## TASK DIRECTIONS
In the data, extract each line that holds the string "BitLocker".

--- BEGIN DATA FOR PROCESSING ---

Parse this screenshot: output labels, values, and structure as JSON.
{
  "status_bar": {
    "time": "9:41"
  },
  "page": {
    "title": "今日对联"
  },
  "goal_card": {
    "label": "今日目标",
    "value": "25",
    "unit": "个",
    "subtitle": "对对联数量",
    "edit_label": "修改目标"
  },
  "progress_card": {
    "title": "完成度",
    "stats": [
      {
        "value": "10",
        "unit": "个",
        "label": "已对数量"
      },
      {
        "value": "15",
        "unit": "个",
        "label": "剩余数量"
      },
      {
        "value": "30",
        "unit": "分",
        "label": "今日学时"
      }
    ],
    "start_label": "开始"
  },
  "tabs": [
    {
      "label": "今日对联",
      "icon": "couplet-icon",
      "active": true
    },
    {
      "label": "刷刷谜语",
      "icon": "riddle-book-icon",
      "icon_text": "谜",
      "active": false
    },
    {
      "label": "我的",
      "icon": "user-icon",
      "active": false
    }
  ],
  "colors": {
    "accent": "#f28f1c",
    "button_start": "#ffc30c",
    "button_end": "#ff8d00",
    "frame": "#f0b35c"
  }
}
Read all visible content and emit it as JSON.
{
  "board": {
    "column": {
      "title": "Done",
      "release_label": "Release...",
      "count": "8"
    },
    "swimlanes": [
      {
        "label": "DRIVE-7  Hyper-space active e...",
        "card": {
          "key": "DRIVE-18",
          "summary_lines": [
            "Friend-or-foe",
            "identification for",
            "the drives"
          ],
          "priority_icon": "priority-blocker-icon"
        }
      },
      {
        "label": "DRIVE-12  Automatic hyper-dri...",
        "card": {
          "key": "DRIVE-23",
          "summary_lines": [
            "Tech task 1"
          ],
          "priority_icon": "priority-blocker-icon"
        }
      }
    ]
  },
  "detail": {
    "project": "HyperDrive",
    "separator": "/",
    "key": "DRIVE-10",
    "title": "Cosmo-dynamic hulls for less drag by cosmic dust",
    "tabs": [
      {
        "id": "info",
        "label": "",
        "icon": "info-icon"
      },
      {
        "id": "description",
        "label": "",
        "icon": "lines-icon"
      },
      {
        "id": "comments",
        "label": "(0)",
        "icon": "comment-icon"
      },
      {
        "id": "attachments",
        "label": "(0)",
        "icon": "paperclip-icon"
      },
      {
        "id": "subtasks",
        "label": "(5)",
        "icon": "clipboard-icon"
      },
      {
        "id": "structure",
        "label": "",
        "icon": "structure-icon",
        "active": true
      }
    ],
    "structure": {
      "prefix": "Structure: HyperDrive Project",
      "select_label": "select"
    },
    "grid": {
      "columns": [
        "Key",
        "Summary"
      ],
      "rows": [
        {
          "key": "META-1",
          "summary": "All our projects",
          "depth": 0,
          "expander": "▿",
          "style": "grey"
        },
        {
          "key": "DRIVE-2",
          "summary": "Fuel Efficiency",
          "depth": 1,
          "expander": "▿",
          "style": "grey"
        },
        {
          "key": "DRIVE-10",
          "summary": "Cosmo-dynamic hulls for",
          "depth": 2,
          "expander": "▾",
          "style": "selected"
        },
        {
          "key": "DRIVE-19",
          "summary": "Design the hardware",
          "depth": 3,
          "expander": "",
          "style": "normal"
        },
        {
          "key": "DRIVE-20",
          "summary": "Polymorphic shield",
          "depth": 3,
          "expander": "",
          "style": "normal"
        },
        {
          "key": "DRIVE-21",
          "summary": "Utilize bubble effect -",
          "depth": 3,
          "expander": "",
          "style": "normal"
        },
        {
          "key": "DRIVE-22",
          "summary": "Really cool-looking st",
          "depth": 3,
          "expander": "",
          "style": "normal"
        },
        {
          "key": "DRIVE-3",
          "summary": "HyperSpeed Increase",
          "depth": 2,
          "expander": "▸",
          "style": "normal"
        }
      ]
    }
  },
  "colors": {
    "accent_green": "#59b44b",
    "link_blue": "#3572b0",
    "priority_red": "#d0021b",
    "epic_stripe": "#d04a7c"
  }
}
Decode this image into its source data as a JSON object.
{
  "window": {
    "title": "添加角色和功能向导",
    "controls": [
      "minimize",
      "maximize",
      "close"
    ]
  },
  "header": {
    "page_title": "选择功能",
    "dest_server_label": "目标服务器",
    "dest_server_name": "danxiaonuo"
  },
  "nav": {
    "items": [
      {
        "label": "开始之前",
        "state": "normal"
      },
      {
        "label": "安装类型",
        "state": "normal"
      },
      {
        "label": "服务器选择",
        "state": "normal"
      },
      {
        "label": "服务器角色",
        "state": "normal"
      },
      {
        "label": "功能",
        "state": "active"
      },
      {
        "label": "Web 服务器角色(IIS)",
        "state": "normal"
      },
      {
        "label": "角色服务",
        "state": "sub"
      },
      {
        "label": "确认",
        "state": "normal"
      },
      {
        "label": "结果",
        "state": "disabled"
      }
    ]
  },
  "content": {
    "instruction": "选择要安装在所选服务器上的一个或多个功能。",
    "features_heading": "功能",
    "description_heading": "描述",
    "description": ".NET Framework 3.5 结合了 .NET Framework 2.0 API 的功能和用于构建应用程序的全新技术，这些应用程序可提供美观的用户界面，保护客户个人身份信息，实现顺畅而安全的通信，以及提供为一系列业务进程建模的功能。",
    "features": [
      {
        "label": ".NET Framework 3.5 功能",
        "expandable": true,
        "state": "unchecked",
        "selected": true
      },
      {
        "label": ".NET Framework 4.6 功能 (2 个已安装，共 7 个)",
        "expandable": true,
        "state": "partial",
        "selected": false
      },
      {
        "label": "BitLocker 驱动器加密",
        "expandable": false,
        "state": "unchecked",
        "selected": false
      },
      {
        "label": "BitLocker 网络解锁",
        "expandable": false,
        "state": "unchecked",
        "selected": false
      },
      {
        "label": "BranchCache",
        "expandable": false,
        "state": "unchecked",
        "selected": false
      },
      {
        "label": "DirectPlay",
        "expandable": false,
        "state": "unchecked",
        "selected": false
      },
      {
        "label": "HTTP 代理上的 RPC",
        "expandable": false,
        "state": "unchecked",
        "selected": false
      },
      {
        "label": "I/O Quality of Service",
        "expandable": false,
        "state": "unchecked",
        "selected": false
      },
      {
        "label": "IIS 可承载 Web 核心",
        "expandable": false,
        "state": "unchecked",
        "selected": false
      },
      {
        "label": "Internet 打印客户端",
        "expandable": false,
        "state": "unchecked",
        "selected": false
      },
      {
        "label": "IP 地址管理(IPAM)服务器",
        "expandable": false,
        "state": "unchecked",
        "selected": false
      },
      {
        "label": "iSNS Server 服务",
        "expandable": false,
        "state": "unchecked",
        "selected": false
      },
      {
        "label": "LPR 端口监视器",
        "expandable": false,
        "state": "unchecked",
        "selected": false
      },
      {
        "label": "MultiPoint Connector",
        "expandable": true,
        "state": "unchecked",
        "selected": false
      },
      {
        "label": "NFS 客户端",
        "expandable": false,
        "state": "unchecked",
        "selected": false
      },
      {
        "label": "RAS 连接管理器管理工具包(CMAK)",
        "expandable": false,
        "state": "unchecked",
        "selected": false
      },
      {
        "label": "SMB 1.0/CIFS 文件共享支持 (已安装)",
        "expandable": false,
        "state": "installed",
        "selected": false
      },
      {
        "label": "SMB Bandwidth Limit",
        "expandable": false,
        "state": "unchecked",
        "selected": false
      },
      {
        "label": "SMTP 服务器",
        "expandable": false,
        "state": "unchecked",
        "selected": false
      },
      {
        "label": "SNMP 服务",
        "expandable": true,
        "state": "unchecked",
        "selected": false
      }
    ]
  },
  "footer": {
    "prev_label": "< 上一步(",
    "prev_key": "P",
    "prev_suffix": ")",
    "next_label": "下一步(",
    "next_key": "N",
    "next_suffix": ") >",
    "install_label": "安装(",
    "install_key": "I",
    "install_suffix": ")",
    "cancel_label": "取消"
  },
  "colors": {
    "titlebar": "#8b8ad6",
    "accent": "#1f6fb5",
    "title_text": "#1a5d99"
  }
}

--- END DATA FOR PROCESSING ---

## WRITTEN REPLY
        "label": "BitLocker 驱动器加密",
        "label": "BitLocker 网络解锁",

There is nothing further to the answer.